● Working data

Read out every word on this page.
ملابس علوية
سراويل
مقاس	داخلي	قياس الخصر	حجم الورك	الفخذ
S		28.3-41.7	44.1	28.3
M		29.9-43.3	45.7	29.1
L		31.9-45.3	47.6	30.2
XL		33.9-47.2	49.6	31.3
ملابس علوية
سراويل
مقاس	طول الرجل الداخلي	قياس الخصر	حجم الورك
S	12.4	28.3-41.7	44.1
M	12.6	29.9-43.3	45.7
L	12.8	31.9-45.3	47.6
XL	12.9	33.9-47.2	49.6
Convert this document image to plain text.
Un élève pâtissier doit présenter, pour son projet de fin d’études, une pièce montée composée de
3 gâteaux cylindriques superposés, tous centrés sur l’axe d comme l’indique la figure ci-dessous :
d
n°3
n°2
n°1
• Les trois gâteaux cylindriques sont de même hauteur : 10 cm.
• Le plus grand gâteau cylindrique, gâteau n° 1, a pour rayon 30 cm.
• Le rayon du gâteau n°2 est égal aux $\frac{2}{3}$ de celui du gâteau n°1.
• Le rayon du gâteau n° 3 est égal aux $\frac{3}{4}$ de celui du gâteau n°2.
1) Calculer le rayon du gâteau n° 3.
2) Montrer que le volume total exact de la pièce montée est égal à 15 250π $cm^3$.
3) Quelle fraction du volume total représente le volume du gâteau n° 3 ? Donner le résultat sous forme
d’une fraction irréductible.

● Set task
Copy each line of the data above that holds "الورك".

● Right answer
مقاس	داخلي	قياس الخصر	حجم الورك	الفخذ
مقاس	طول الرجل الداخلي	قياس الخصر	حجم الورك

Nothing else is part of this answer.